(Records shown):
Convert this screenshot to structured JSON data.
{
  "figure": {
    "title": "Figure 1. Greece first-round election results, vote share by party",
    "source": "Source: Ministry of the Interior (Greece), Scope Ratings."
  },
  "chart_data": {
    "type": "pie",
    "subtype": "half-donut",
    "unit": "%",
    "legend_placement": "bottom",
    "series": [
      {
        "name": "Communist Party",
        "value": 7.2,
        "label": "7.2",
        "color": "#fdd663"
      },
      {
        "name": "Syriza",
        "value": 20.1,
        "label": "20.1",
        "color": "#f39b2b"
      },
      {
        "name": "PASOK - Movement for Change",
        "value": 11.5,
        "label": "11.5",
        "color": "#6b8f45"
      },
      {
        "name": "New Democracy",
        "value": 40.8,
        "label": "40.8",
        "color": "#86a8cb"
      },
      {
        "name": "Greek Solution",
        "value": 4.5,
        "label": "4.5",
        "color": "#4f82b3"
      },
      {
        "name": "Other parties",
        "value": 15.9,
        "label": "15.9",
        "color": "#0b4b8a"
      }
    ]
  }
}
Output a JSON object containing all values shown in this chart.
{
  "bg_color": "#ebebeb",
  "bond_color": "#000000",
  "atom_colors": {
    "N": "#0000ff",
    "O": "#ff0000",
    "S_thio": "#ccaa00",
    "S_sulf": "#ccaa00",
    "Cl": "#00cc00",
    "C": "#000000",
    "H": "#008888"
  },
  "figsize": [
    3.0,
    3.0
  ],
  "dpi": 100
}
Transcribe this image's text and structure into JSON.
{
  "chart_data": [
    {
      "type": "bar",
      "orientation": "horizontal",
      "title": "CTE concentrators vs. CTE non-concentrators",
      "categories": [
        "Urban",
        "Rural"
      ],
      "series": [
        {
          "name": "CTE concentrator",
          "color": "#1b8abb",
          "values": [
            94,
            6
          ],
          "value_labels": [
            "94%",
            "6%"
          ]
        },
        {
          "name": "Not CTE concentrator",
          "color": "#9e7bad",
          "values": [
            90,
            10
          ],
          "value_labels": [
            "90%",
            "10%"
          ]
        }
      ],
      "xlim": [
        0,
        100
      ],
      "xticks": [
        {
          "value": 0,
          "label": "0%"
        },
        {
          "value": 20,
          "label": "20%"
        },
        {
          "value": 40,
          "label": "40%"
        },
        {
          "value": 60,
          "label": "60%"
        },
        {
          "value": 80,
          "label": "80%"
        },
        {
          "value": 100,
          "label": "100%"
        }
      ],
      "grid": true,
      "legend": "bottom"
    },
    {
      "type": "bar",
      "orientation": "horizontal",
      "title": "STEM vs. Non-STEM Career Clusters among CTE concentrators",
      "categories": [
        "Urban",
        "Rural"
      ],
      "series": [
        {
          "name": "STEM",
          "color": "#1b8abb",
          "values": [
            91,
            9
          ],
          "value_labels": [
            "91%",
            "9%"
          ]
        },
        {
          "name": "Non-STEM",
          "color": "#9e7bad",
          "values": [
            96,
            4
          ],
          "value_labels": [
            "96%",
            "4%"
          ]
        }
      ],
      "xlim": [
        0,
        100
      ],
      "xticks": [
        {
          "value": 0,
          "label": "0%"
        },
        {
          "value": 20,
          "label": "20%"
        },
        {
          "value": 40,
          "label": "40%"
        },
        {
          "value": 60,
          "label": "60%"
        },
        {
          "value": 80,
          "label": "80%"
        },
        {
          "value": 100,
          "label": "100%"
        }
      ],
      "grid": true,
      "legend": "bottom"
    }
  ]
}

(Directive): Repeat every entry word for word.

(Task answer):
Convert this screenshot to structured JSON data.
{
  "figure": {
    "title": "Figure 1. Greece first-round election results, vote share by party",
    "source": "Source: Ministry of the Interior (Greece), Scope Ratings."
  },
  "chart_data": {
    "type": "pie",
    "subtype": "half-donut",
    "unit": "%",
    "legend_placement": "bottom",
    "series": [
      {
        "name": "Communist Party",
        "value": 7.2,
        "label": "7.2",
        "color": "#fdd663"
      },
      {
        "name": "Syriza",
        "value": 20.1,
        "label": "20.1",
        "color": "#f39b2b"
      },
      {
        "name": "PASOK - Movement for Change",
        "value": 11.5,
        "label": "11.5",
        "color": "#6b8f45"
      },
      {
        "name": "New Democracy",
        "value": 40.8,
        "label": "40.8",
        "color": "#86a8cb"
      },
      {
        "name": "Greek Solution",
        "value": 4.5,
        "label": "4.5",
        "color": "#4f82b3"
      },
      {
        "name": "Other parties",
        "value": 15.9,
        "label": "15.9",
        "color": "#0b4b8a"
      }
    ]
  }
}
Output a JSON object containing all values shown in this chart.
{
  "bg_color": "#ebebeb",
  "bond_color": "#000000",
  "atom_colors": {
    "N": "#0000ff",
    "O": "#ff0000",
    "S_thio": "#ccaa00",
    "S_sulf": "#ccaa00",
    "Cl": "#00cc00",
    "C": "#000000",
    "H": "#008888"
  },
  "figsize": [
    3.0,
    3.0
  ],
  "dpi": 100
}
Transcribe this image's text and structure into JSON.
{
  "chart_data": [
    {
      "type": "bar",
      "orientation": "horizontal",
      "title": "CTE concentrators vs. CTE non-concentrators",
      "categories": [
        "Urban",
        "Rural"
      ],
      "series": [
        {
          "name": "CTE concentrator",
          "color": "#1b8abb",
          "values": [
            94,
            6
          ],
          "value_labels": [
            "94%",
            "6%"
          ]
        },
        {
          "name": "Not CTE concentrator",
          "color": "#9e7bad",
          "values": [
            90,
            10
          ],
          "value_labels": [
            "90%",
            "10%"
          ]
        }
      ],
      "xlim": [
        0,
        100
      ],
      "xticks": [
        {
          "value": 0,
          "label": "0%"
        },
        {
          "value": 20,
          "label": "20%"
        },
        {
          "value": 40,
          "label": "40%"
        },
        {
          "value": 60,
          "label": "60%"
        },
        {
          "value": 80,
          "label": "80%"
        },
        {
          "value": 100,
          "label": "100%"
        }
      ],
      "grid": true,
      "legend": "bottom"
    },
    {
      "type": "bar",
      "orientation": "horizontal",
      "title": "STEM vs. Non-STEM Career Clusters among CTE concentrators",
      "categories": [
        "Urban",
        "Rural"
      ],
      "series": [
        {
          "name": "STEM",
          "color": "#1b8abb",
          "values": [
            91,
            9
          ],
          "value_labels": [
            "91%",
            "9%"
          ]
        },
        {
          "name": "Non-STEM",
          "color": "#9e7bad",
          "values": [
            96,
            4
          ],
          "value_labels": [
            "96%",
            "4%"
          ]
        }
      ],
      "xlim": [
        0,
        100
      ],
      "xticks": [
        {
          "value": 0,
          "label": "0%"
        },
        {
          "value": 20,
          "label": "20%"
        },
        {
          "value": 40,
          "label": "40%"
        },
        {
          "value": 60,
          "label": "60%"
        },
        {
          "value": 80,
          "label": "80%"
        },
        {
          "value": 100,
          "label": "100%"
        }
      ],
      "grid": true,
      "legend": "bottom"
    }
  ]
}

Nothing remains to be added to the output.